The request: Extract every line below that contains the word "this".

(Saved entries)
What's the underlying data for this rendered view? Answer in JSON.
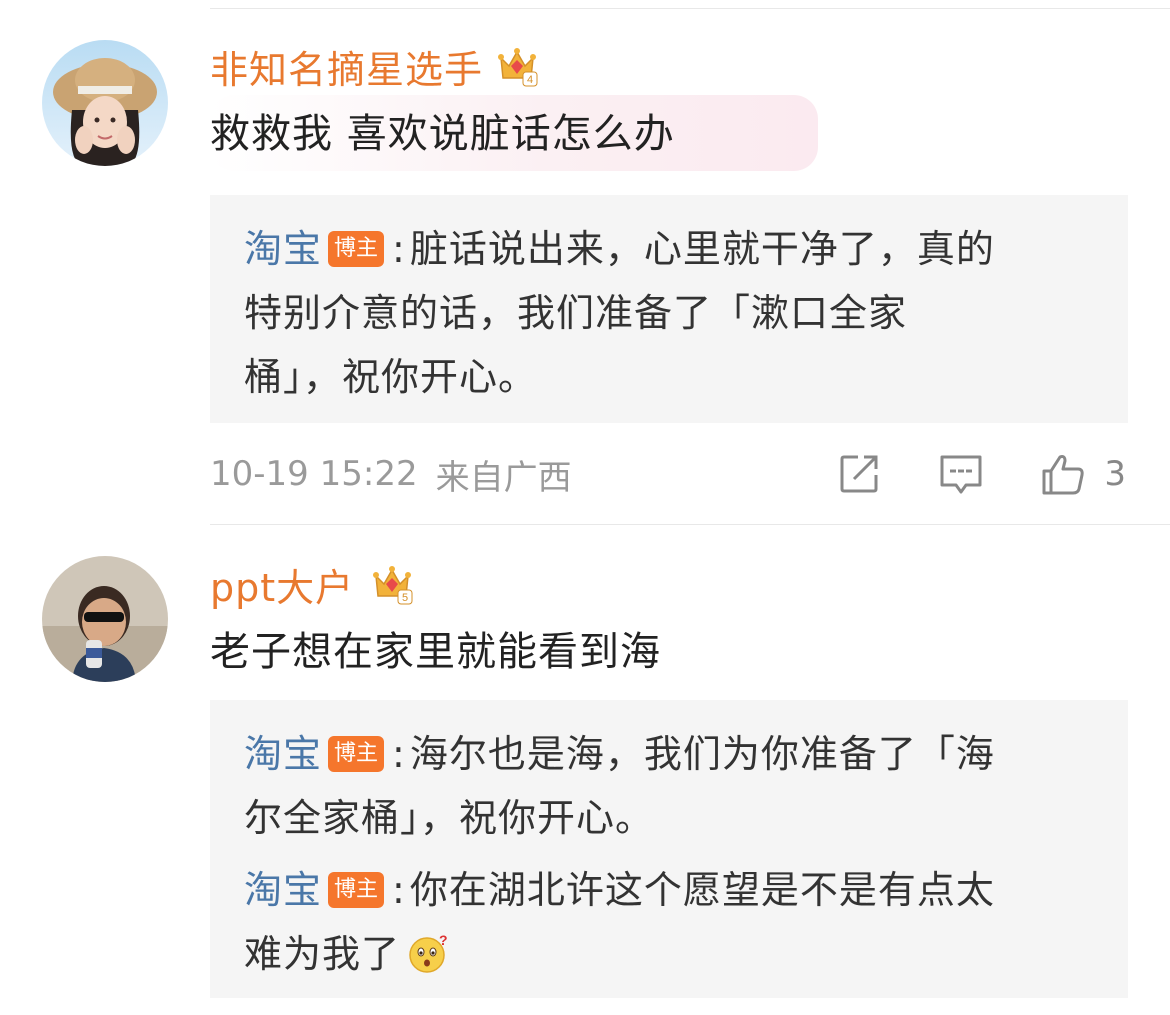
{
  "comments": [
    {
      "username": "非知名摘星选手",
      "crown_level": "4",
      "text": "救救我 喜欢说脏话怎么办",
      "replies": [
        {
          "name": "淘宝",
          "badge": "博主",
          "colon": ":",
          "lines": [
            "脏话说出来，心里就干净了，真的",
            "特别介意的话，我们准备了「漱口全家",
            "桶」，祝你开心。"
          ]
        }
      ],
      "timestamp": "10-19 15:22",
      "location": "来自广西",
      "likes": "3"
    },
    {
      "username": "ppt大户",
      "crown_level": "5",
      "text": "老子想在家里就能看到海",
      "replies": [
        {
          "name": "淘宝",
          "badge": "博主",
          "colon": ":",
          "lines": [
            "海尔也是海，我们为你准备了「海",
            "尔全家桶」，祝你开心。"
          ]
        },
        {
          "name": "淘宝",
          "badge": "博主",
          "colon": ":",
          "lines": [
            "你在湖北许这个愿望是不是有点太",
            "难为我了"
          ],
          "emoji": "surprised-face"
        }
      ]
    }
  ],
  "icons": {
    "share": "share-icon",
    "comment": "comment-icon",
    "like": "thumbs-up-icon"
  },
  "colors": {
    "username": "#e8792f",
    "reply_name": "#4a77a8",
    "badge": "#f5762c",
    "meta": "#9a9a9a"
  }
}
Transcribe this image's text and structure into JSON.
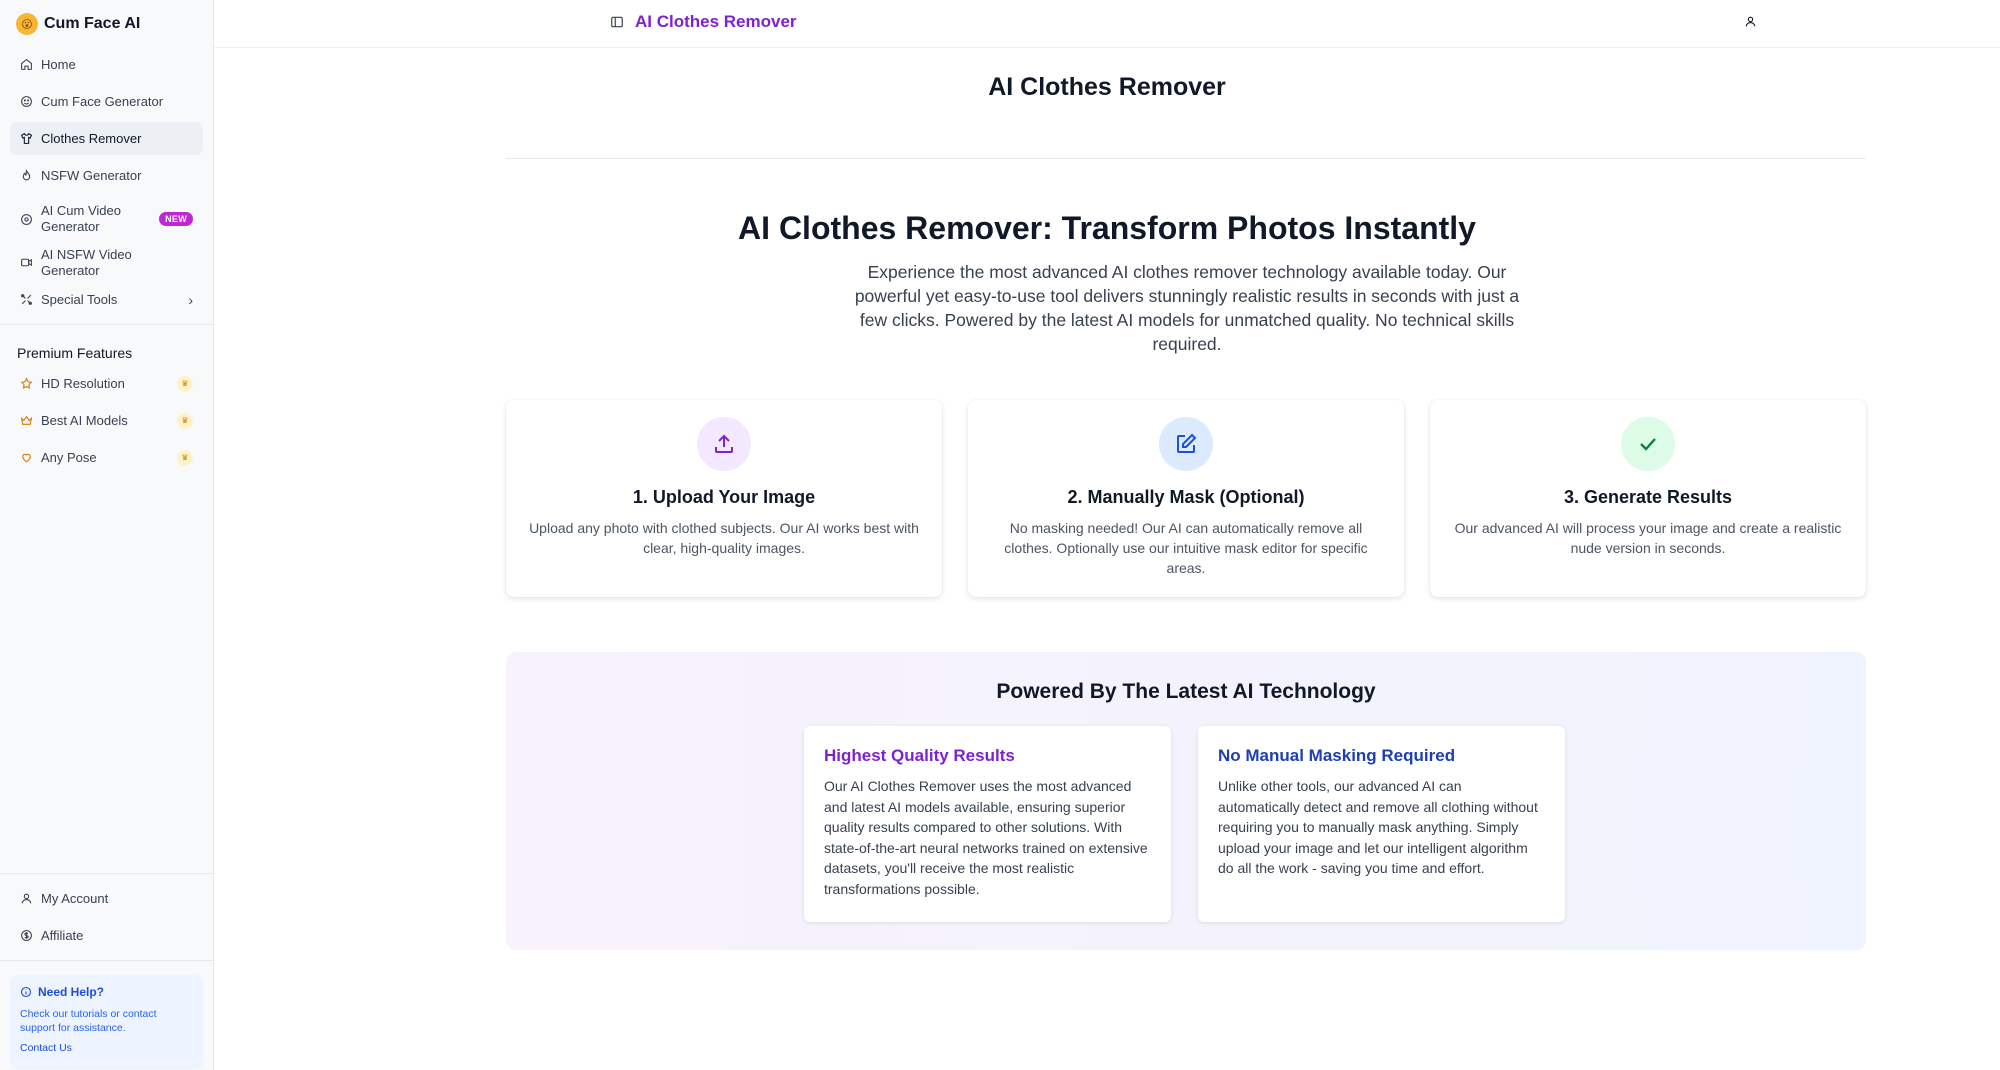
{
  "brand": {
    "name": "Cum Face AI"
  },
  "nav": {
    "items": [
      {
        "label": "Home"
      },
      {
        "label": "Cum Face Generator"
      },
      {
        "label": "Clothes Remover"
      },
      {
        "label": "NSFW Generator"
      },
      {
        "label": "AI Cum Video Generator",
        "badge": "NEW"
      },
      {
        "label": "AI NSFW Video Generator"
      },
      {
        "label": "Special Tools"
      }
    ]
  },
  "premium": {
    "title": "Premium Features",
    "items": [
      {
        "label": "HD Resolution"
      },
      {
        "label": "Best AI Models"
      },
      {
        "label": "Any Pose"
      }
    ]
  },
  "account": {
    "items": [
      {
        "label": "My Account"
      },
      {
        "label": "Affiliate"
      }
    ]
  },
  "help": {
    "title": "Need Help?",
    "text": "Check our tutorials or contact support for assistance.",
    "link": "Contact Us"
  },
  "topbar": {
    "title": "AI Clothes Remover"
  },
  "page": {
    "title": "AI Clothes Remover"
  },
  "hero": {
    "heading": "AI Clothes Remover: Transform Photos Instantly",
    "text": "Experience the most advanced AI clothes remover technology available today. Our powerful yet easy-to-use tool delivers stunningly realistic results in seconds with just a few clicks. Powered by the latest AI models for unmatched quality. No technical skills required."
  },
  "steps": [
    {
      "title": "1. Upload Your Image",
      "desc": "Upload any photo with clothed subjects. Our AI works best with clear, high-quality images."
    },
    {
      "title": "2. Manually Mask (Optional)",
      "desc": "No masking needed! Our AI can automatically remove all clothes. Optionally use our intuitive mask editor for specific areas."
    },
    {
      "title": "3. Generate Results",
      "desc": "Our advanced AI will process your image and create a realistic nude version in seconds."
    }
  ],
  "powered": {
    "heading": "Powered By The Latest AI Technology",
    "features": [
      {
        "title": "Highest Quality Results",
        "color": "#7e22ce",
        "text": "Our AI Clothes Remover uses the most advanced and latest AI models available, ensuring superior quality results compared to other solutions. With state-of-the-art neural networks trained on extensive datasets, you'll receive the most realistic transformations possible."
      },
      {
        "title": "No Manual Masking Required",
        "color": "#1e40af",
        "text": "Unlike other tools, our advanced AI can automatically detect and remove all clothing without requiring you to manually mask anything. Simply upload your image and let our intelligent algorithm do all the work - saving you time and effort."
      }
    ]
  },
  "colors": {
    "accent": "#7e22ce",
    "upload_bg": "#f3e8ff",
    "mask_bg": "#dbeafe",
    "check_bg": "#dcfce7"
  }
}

---

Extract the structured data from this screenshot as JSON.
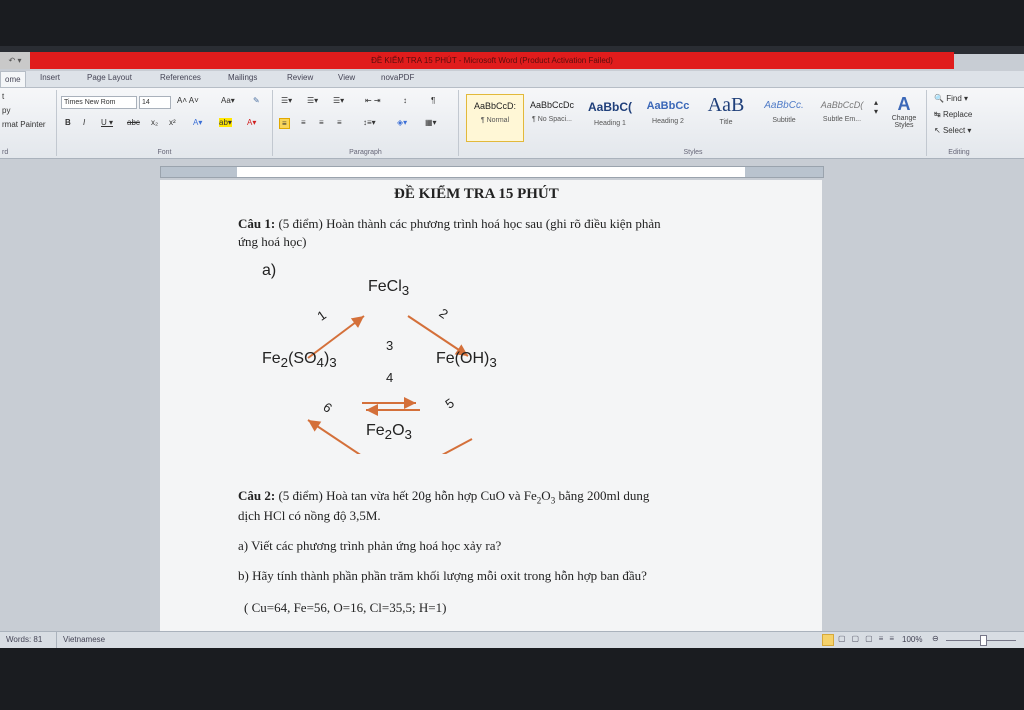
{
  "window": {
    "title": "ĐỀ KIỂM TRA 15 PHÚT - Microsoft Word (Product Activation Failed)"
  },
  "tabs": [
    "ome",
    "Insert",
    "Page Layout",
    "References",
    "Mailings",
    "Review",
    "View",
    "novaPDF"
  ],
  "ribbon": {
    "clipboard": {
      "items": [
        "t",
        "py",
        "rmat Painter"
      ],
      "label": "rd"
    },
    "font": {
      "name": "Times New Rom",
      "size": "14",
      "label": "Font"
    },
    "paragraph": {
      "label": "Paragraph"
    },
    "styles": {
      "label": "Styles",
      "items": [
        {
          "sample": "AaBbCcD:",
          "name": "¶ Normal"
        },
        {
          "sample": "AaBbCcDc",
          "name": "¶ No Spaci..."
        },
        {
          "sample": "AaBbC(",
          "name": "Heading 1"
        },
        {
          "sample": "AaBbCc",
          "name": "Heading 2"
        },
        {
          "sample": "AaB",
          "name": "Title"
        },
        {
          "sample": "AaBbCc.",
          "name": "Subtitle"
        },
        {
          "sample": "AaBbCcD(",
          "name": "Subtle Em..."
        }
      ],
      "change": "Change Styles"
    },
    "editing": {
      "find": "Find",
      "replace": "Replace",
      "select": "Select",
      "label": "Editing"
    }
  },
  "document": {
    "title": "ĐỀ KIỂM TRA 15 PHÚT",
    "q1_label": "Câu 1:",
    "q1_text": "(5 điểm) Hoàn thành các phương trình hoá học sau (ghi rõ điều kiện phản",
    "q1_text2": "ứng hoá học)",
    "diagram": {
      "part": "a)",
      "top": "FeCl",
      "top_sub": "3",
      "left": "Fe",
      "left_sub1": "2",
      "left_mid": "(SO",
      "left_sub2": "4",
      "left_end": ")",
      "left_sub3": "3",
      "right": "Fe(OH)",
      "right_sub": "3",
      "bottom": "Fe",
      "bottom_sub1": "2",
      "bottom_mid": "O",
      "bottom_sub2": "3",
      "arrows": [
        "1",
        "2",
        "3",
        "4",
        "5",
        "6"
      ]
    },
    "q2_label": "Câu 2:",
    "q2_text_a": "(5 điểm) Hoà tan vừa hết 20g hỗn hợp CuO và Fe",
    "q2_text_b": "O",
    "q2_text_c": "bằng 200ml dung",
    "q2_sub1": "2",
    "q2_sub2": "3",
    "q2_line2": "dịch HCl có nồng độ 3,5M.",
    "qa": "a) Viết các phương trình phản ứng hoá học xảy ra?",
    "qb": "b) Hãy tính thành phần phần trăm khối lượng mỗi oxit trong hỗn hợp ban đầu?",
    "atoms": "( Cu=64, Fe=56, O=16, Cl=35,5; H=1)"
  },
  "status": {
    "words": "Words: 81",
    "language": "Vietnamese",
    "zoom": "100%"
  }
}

Exercise result:
What's the underlying data for this rendered view? Answer in JSON.
Transcribe this image's text and structure into JSON.
Extract the structured data from this screenshot as JSON.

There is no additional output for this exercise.